▶ Your objective
Wherever the string "номера" occurs in a line of these records, report that line.

▶ Records for this task
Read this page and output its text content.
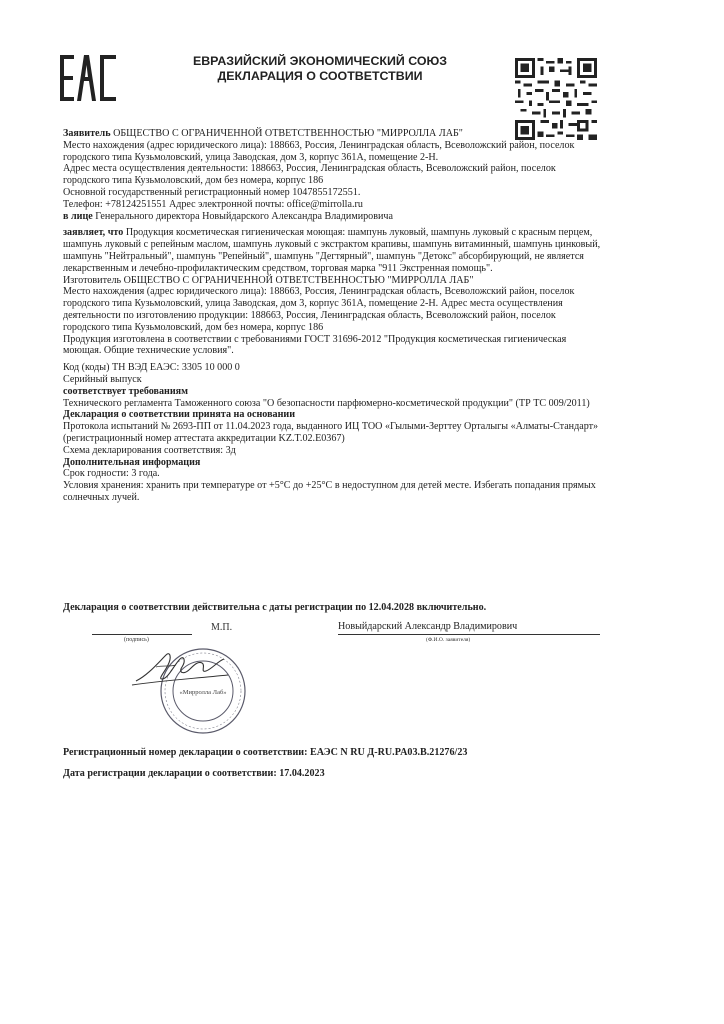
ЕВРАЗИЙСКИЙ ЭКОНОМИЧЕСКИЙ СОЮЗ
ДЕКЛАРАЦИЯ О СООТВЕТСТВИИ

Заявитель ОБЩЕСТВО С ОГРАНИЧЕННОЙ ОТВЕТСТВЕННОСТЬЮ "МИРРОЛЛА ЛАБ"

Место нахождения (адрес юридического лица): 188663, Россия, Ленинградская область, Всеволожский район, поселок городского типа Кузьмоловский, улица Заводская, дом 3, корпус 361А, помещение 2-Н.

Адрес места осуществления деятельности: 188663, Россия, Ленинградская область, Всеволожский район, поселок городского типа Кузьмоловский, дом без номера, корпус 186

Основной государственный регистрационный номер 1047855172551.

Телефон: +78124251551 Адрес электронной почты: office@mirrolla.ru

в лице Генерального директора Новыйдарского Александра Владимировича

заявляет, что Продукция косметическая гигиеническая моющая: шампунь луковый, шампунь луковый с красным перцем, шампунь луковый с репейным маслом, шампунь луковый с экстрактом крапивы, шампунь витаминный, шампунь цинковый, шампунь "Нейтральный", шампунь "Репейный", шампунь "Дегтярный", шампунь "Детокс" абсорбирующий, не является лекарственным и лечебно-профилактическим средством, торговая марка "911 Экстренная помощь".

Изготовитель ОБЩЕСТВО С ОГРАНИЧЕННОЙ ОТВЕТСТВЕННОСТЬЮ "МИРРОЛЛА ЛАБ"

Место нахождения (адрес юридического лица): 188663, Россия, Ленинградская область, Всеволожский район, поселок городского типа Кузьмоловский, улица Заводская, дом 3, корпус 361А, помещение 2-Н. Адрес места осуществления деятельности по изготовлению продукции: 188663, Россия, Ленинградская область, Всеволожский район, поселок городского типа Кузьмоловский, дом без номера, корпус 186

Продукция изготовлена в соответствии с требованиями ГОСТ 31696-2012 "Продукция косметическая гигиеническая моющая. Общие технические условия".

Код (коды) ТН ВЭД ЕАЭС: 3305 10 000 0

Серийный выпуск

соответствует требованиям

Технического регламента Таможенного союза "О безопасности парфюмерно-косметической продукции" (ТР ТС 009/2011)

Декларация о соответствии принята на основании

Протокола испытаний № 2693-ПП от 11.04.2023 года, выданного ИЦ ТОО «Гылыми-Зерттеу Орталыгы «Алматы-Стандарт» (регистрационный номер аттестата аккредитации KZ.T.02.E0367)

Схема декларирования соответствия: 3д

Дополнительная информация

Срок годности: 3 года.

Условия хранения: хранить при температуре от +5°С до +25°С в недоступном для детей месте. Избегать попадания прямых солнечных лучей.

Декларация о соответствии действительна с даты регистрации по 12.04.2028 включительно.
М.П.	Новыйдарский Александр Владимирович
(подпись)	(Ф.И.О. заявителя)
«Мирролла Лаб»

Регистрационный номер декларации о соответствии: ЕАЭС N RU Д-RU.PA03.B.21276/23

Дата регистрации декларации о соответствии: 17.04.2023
* * *
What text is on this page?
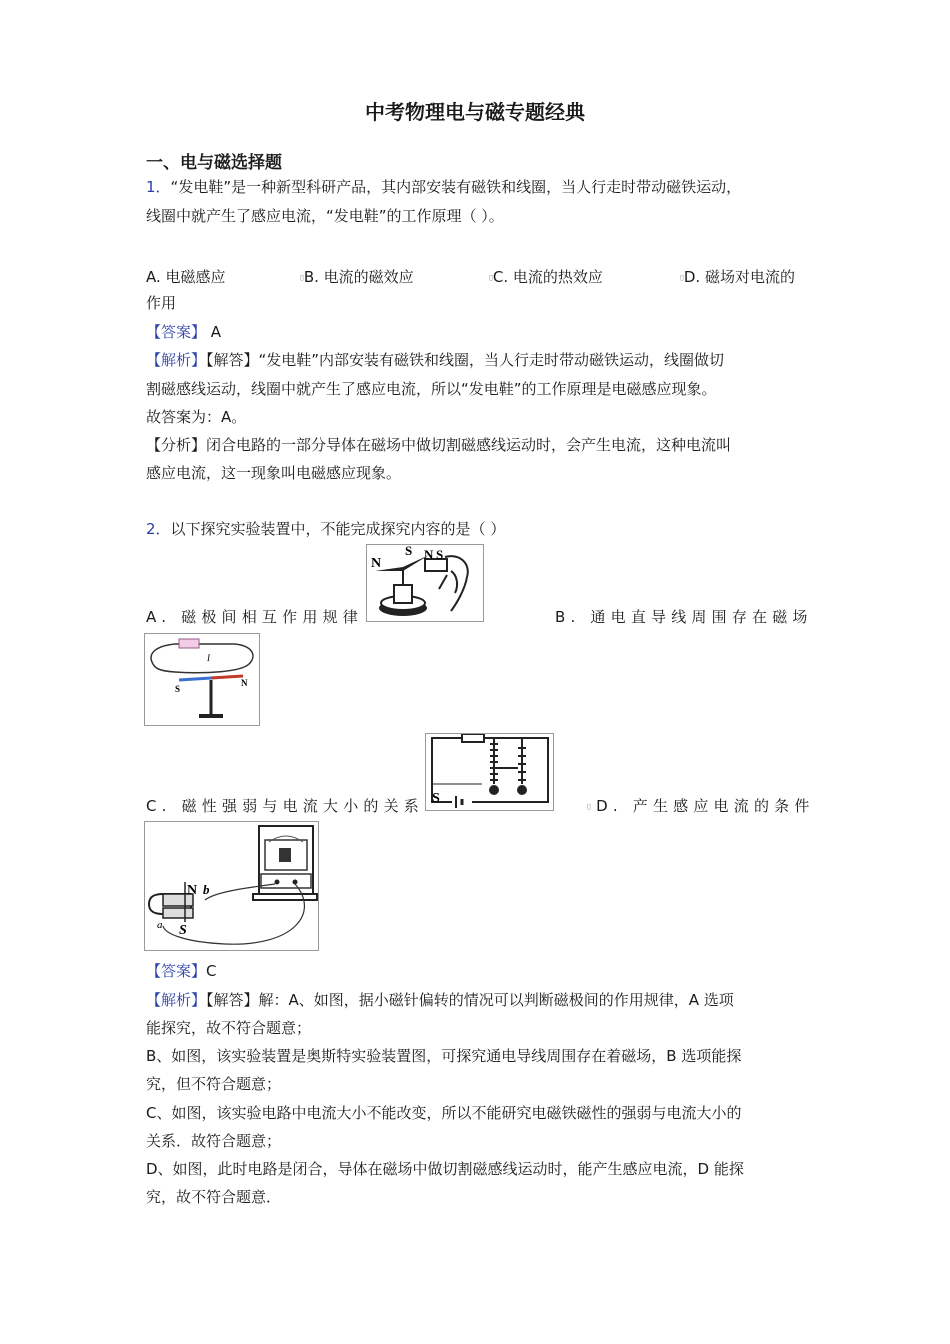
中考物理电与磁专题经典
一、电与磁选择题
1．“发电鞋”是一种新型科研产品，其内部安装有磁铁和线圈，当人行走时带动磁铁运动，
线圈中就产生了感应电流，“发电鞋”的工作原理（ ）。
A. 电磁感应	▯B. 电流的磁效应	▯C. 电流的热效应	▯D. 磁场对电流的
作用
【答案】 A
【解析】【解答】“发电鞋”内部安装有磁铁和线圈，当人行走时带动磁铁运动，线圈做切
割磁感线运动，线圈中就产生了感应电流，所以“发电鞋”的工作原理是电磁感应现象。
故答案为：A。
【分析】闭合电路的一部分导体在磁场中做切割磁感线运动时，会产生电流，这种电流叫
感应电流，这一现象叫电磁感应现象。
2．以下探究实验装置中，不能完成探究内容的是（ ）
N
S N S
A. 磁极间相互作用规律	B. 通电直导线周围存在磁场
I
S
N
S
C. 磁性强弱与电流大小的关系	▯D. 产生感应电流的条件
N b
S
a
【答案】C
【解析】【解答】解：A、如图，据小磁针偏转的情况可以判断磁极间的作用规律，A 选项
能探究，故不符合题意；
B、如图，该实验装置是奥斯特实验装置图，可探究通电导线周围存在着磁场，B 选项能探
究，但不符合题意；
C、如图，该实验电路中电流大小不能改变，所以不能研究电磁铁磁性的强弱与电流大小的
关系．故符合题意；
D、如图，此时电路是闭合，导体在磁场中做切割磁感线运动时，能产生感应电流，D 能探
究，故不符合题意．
* * *
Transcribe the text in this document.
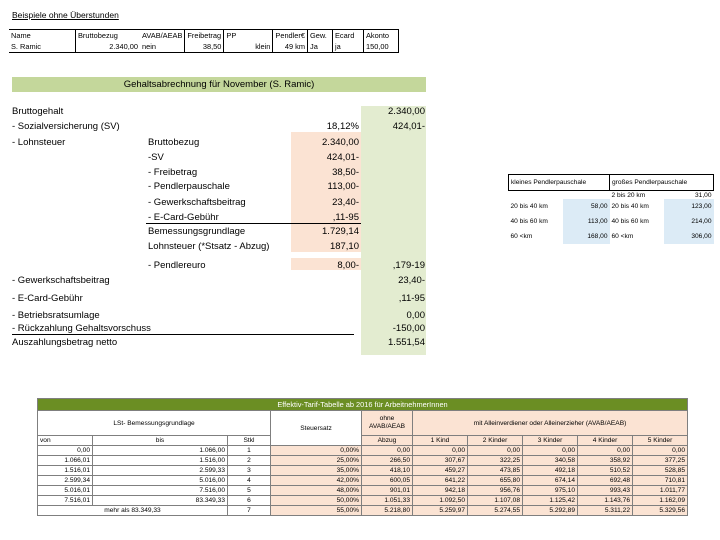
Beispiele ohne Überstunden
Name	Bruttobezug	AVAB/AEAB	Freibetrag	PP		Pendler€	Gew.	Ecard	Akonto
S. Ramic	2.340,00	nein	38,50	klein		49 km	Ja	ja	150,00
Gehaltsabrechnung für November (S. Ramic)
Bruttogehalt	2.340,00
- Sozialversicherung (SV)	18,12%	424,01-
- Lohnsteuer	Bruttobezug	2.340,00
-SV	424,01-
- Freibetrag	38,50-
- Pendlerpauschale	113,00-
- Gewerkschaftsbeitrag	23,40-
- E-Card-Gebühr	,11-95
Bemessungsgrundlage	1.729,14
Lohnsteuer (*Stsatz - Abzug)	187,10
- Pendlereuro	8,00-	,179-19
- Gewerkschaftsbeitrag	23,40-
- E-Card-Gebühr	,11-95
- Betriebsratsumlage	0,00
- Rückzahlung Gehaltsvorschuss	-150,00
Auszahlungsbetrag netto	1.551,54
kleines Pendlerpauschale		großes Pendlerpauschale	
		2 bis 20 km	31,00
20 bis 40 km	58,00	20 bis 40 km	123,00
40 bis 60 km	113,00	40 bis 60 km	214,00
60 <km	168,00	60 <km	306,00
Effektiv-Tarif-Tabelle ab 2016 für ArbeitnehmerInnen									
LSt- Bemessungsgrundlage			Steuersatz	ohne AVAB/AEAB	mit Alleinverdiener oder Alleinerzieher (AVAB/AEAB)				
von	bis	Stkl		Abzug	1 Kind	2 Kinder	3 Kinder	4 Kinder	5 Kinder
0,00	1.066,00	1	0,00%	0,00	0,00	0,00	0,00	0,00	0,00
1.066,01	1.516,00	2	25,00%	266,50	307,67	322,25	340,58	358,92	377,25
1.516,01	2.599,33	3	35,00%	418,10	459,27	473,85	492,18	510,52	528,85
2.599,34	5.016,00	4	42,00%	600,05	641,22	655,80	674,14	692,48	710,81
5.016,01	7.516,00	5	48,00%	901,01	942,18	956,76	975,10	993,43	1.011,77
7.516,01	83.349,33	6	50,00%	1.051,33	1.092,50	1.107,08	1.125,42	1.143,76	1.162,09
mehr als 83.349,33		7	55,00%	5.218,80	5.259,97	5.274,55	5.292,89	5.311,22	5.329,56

▶ Finished exercise
Адрес места осуществления деятельности: 188663, Россия, Ленинградская область, Всеволожский район, поселок городского типа Кузьмоловский, дом без номера, корпус 186
Место нахождения (адрес юридического лица): 188663, Россия, Ленинградская область, Всеволожский район, поселок городского типа Кузьмоловский, улица Заводская, дом 3, корпус 361А, помещение 2-Н. Адрес места осуществления деятельности по изготовлению продукции: 188663, Россия, Ленинградская область, Всеволожский район, поселок городского типа Кузьмоловский, дом без номера, корпус 186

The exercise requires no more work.